→ GOAL OF THE EXERCISE: Say how many lines hold the string "étoit"; please write nothing but the number.

[Dataset excerpt]
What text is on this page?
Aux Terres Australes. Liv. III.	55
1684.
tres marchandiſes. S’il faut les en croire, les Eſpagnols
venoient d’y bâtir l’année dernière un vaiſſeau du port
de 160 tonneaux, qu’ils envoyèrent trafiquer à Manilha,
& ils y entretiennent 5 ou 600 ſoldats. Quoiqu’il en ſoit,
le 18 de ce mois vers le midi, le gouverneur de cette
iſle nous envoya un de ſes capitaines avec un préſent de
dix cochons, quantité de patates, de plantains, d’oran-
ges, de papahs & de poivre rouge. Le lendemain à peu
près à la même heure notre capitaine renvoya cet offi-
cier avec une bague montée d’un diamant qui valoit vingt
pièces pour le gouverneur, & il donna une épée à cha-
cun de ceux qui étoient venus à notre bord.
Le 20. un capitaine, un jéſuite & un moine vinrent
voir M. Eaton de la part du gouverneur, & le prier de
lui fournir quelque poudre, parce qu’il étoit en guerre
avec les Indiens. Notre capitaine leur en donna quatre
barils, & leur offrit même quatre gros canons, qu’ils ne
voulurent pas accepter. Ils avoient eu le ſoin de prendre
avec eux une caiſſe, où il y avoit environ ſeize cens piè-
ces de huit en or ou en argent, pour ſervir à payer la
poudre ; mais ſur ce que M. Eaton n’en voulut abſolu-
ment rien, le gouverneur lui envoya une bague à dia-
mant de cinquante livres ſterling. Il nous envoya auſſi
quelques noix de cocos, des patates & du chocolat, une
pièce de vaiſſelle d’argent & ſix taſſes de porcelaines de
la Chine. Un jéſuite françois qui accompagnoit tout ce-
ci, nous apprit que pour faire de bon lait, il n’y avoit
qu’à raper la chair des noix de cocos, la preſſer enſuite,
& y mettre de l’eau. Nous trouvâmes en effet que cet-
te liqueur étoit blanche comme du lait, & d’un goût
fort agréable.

→ ANSWER BELOW: 2